# Exercise data:
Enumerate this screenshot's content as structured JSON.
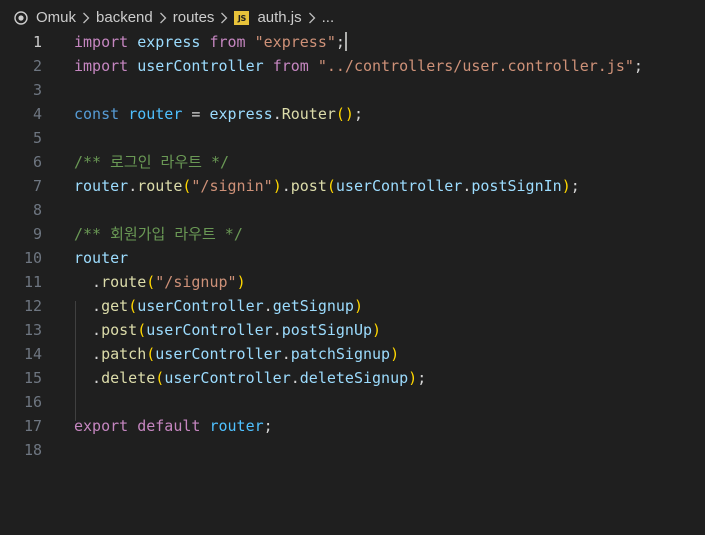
{
  "breadcrumb": {
    "items": [
      "Omuk",
      "backend",
      "routes",
      "auth.js",
      "..."
    ],
    "file_icon_text": "JS"
  },
  "editor": {
    "active_line": 1,
    "line_numbers": [
      "1",
      "2",
      "3",
      "4",
      "5",
      "6",
      "7",
      "8",
      "9",
      "10",
      "11",
      "12",
      "13",
      "14",
      "15",
      "16",
      "17",
      "18"
    ],
    "lines": [
      [
        {
          "t": "import",
          "c": "kw-ctrl"
        },
        {
          "t": " ",
          "c": "punc"
        },
        {
          "t": "express",
          "c": "var"
        },
        {
          "t": " ",
          "c": "punc"
        },
        {
          "t": "from",
          "c": "kw-ctrl"
        },
        {
          "t": " ",
          "c": "punc"
        },
        {
          "t": "\"express\"",
          "c": "str"
        },
        {
          "t": ";",
          "c": "punc"
        }
      ],
      [
        {
          "t": "import",
          "c": "kw-ctrl"
        },
        {
          "t": " ",
          "c": "punc"
        },
        {
          "t": "userController",
          "c": "var"
        },
        {
          "t": " ",
          "c": "punc"
        },
        {
          "t": "from",
          "c": "kw-ctrl"
        },
        {
          "t": " ",
          "c": "punc"
        },
        {
          "t": "\"../controllers/user.controller.js\"",
          "c": "str"
        },
        {
          "t": ";",
          "c": "punc"
        }
      ],
      [],
      [
        {
          "t": "const",
          "c": "kw"
        },
        {
          "t": " ",
          "c": "punc"
        },
        {
          "t": "router",
          "c": "const"
        },
        {
          "t": " = ",
          "c": "punc"
        },
        {
          "t": "express",
          "c": "var"
        },
        {
          "t": ".",
          "c": "punc"
        },
        {
          "t": "Router",
          "c": "fn"
        },
        {
          "t": "()",
          "c": "br1"
        },
        {
          "t": ";",
          "c": "punc"
        }
      ],
      [],
      [
        {
          "t": "/** 로그인 라우트 */",
          "c": "cmt"
        }
      ],
      [
        {
          "t": "router",
          "c": "var"
        },
        {
          "t": ".",
          "c": "punc"
        },
        {
          "t": "route",
          "c": "fn"
        },
        {
          "t": "(",
          "c": "br1"
        },
        {
          "t": "\"/signin\"",
          "c": "str"
        },
        {
          "t": ")",
          "c": "br1"
        },
        {
          "t": ".",
          "c": "punc"
        },
        {
          "t": "post",
          "c": "fn"
        },
        {
          "t": "(",
          "c": "br1"
        },
        {
          "t": "userController",
          "c": "var"
        },
        {
          "t": ".",
          "c": "punc"
        },
        {
          "t": "postSignIn",
          "c": "var"
        },
        {
          "t": ")",
          "c": "br1"
        },
        {
          "t": ";",
          "c": "punc"
        }
      ],
      [],
      [
        {
          "t": "/** 회원가입 라우트 */",
          "c": "cmt"
        }
      ],
      [
        {
          "t": "router",
          "c": "var"
        }
      ],
      [
        {
          "t": "  .",
          "c": "punc"
        },
        {
          "t": "route",
          "c": "fn"
        },
        {
          "t": "(",
          "c": "br1"
        },
        {
          "t": "\"/signup\"",
          "c": "str"
        },
        {
          "t": ")",
          "c": "br1"
        }
      ],
      [
        {
          "t": "  .",
          "c": "punc"
        },
        {
          "t": "get",
          "c": "fn"
        },
        {
          "t": "(",
          "c": "br1"
        },
        {
          "t": "userController",
          "c": "var"
        },
        {
          "t": ".",
          "c": "punc"
        },
        {
          "t": "getSignup",
          "c": "var"
        },
        {
          "t": ")",
          "c": "br1"
        }
      ],
      [
        {
          "t": "  .",
          "c": "punc"
        },
        {
          "t": "post",
          "c": "fn"
        },
        {
          "t": "(",
          "c": "br1"
        },
        {
          "t": "userController",
          "c": "var"
        },
        {
          "t": ".",
          "c": "punc"
        },
        {
          "t": "postSignUp",
          "c": "var"
        },
        {
          "t": ")",
          "c": "br1"
        }
      ],
      [
        {
          "t": "  .",
          "c": "punc"
        },
        {
          "t": "patch",
          "c": "fn"
        },
        {
          "t": "(",
          "c": "br1"
        },
        {
          "t": "userController",
          "c": "var"
        },
        {
          "t": ".",
          "c": "punc"
        },
        {
          "t": "patchSignup",
          "c": "var"
        },
        {
          "t": ")",
          "c": "br1"
        }
      ],
      [
        {
          "t": "  .",
          "c": "punc"
        },
        {
          "t": "delete",
          "c": "fn"
        },
        {
          "t": "(",
          "c": "br1"
        },
        {
          "t": "userController",
          "c": "var"
        },
        {
          "t": ".",
          "c": "punc"
        },
        {
          "t": "deleteSignup",
          "c": "var"
        },
        {
          "t": ")",
          "c": "br1"
        },
        {
          "t": ";",
          "c": "punc"
        }
      ],
      [],
      [
        {
          "t": "export",
          "c": "kw-ctrl"
        },
        {
          "t": " ",
          "c": "punc"
        },
        {
          "t": "default",
          "c": "kw-ctrl"
        },
        {
          "t": " ",
          "c": "punc"
        },
        {
          "t": "router",
          "c": "const"
        },
        {
          "t": ";",
          "c": "punc"
        }
      ],
      []
    ]
  },
  "colors": {
    "background": "#1f1f1f",
    "keyword_control": "#c586c0",
    "keyword": "#569cd6",
    "variable": "#9cdcfe",
    "constant": "#4fc1ff",
    "string": "#ce9178",
    "function": "#dcdcaa",
    "comment": "#6a9955",
    "bracket": "#ffd700",
    "line_number": "#6e7681"
  }
}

# The problem:
All of the material above needs to be restated exactly, with no pictures.

# Result of the exercise:
Enumerate this screenshot's content as structured JSON.
{
  "breadcrumb": {
    "items": [
      "Omuk",
      "backend",
      "routes",
      "auth.js",
      "..."
    ],
    "file_icon_text": "JS"
  },
  "editor": {
    "active_line": 1,
    "line_numbers": [
      "1",
      "2",
      "3",
      "4",
      "5",
      "6",
      "7",
      "8",
      "9",
      "10",
      "11",
      "12",
      "13",
      "14",
      "15",
      "16",
      "17",
      "18"
    ],
    "lines": [
      [
        {
          "t": "import",
          "c": "kw-ctrl"
        },
        {
          "t": " ",
          "c": "punc"
        },
        {
          "t": "express",
          "c": "var"
        },
        {
          "t": " ",
          "c": "punc"
        },
        {
          "t": "from",
          "c": "kw-ctrl"
        },
        {
          "t": " ",
          "c": "punc"
        },
        {
          "t": "\"express\"",
          "c": "str"
        },
        {
          "t": ";",
          "c": "punc"
        }
      ],
      [
        {
          "t": "import",
          "c": "kw-ctrl"
        },
        {
          "t": " ",
          "c": "punc"
        },
        {
          "t": "userController",
          "c": "var"
        },
        {
          "t": " ",
          "c": "punc"
        },
        {
          "t": "from",
          "c": "kw-ctrl"
        },
        {
          "t": " ",
          "c": "punc"
        },
        {
          "t": "\"../controllers/user.controller.js\"",
          "c": "str"
        },
        {
          "t": ";",
          "c": "punc"
        }
      ],
      [],
      [
        {
          "t": "const",
          "c": "kw"
        },
        {
          "t": " ",
          "c": "punc"
        },
        {
          "t": "router",
          "c": "const"
        },
        {
          "t": " = ",
          "c": "punc"
        },
        {
          "t": "express",
          "c": "var"
        },
        {
          "t": ".",
          "c": "punc"
        },
        {
          "t": "Router",
          "c": "fn"
        },
        {
          "t": "()",
          "c": "br1"
        },
        {
          "t": ";",
          "c": "punc"
        }
      ],
      [],
      [
        {
          "t": "/** 로그인 라우트 */",
          "c": "cmt"
        }
      ],
      [
        {
          "t": "router",
          "c": "var"
        },
        {
          "t": ".",
          "c": "punc"
        },
        {
          "t": "route",
          "c": "fn"
        },
        {
          "t": "(",
          "c": "br1"
        },
        {
          "t": "\"/signin\"",
          "c": "str"
        },
        {
          "t": ")",
          "c": "br1"
        },
        {
          "t": ".",
          "c": "punc"
        },
        {
          "t": "post",
          "c": "fn"
        },
        {
          "t": "(",
          "c": "br1"
        },
        {
          "t": "userController",
          "c": "var"
        },
        {
          "t": ".",
          "c": "punc"
        },
        {
          "t": "postSignIn",
          "c": "var"
        },
        {
          "t": ")",
          "c": "br1"
        },
        {
          "t": ";",
          "c": "punc"
        }
      ],
      [],
      [
        {
          "t": "/** 회원가입 라우트 */",
          "c": "cmt"
        }
      ],
      [
        {
          "t": "router",
          "c": "var"
        }
      ],
      [
        {
          "t": "  .",
          "c": "punc"
        },
        {
          "t": "route",
          "c": "fn"
        },
        {
          "t": "(",
          "c": "br1"
        },
        {
          "t": "\"/signup\"",
          "c": "str"
        },
        {
          "t": ")",
          "c": "br1"
        }
      ],
      [
        {
          "t": "  .",
          "c": "punc"
        },
        {
          "t": "get",
          "c": "fn"
        },
        {
          "t": "(",
          "c": "br1"
        },
        {
          "t": "userController",
          "c": "var"
        },
        {
          "t": ".",
          "c": "punc"
        },
        {
          "t": "getSignup",
          "c": "var"
        },
        {
          "t": ")",
          "c": "br1"
        }
      ],
      [
        {
          "t": "  .",
          "c": "punc"
        },
        {
          "t": "post",
          "c": "fn"
        },
        {
          "t": "(",
          "c": "br1"
        },
        {
          "t": "userController",
          "c": "var"
        },
        {
          "t": ".",
          "c": "punc"
        },
        {
          "t": "postSignUp",
          "c": "var"
        },
        {
          "t": ")",
          "c": "br1"
        }
      ],
      [
        {
          "t": "  .",
          "c": "punc"
        },
        {
          "t": "patch",
          "c": "fn"
        },
        {
          "t": "(",
          "c": "br1"
        },
        {
          "t": "userController",
          "c": "var"
        },
        {
          "t": ".",
          "c": "punc"
        },
        {
          "t": "patchSignup",
          "c": "var"
        },
        {
          "t": ")",
          "c": "br1"
        }
      ],
      [
        {
          "t": "  .",
          "c": "punc"
        },
        {
          "t": "delete",
          "c": "fn"
        },
        {
          "t": "(",
          "c": "br1"
        },
        {
          "t": "userController",
          "c": "var"
        },
        {
          "t": ".",
          "c": "punc"
        },
        {
          "t": "deleteSignup",
          "c": "var"
        },
        {
          "t": ")",
          "c": "br1"
        },
        {
          "t": ";",
          "c": "punc"
        }
      ],
      [],
      [
        {
          "t": "export",
          "c": "kw-ctrl"
        },
        {
          "t": " ",
          "c": "punc"
        },
        {
          "t": "default",
          "c": "kw-ctrl"
        },
        {
          "t": " ",
          "c": "punc"
        },
        {
          "t": "router",
          "c": "const"
        },
        {
          "t": ";",
          "c": "punc"
        }
      ],
      []
    ]
  },
  "colors": {
    "background": "#1f1f1f",
    "keyword_control": "#c586c0",
    "keyword": "#569cd6",
    "variable": "#9cdcfe",
    "constant": "#4fc1ff",
    "string": "#ce9178",
    "function": "#dcdcaa",
    "comment": "#6a9955",
    "bracket": "#ffd700",
    "line_number": "#6e7681"
  }
}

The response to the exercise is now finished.